Dataset rows about figures:
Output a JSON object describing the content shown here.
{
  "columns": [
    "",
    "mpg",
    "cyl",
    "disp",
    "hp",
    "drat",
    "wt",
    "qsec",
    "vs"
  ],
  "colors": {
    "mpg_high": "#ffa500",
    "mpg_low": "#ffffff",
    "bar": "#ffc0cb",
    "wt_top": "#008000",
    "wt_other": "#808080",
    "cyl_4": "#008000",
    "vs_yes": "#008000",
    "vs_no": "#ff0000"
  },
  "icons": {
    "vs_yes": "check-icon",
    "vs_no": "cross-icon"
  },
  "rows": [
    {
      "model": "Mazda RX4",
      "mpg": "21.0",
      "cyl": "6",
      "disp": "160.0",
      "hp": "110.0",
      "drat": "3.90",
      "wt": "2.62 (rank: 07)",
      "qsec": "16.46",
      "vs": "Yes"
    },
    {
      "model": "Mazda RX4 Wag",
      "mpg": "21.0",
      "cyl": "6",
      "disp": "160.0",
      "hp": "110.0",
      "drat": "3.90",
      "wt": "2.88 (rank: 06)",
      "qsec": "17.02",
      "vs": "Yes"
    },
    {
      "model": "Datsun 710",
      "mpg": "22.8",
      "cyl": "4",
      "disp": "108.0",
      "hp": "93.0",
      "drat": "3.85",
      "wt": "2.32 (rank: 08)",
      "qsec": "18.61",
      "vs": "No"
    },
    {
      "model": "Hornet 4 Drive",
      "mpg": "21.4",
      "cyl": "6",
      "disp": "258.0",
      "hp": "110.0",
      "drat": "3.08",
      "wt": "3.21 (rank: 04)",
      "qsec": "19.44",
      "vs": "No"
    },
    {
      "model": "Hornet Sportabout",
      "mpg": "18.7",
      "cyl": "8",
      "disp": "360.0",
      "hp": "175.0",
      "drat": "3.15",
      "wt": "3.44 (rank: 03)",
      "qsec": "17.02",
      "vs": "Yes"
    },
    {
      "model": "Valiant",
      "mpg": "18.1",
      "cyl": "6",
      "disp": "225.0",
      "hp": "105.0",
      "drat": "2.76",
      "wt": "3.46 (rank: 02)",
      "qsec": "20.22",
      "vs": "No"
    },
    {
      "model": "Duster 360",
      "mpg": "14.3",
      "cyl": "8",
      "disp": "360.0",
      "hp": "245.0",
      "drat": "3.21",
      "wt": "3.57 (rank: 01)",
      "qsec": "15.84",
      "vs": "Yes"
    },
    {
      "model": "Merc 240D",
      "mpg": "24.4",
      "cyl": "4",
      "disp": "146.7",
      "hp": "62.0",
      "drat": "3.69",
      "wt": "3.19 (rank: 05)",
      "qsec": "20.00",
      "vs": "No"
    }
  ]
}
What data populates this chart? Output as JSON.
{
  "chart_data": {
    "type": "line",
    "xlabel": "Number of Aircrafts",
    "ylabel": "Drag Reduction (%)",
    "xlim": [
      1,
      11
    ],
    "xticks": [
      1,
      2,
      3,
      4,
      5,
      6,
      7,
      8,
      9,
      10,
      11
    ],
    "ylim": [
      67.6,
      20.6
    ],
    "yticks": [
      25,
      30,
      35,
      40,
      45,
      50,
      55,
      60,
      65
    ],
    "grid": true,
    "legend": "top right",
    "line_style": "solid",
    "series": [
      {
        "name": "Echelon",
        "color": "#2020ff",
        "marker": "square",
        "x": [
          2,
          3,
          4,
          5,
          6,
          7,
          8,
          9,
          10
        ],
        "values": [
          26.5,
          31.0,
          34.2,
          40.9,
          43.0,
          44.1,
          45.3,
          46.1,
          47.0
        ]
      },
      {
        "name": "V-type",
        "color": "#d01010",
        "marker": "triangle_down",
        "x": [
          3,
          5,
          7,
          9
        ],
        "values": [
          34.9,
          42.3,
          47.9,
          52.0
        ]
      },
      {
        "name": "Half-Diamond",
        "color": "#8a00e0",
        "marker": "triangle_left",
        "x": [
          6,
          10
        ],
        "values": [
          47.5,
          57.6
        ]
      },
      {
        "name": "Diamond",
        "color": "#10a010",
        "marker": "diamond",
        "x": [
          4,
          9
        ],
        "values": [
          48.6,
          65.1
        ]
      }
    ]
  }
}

STATED EXERCISE: Extract every line of the records above that contains the word "disp".

EXERCISE OUTPUT:
    "disp",
      "disp": "160.0",
      "disp": "160.0",
      "disp": "108.0",
      "disp": "258.0",
      "disp": "360.0",
      "disp": "225.0",
      "disp": "360.0",
      "disp": "146.7",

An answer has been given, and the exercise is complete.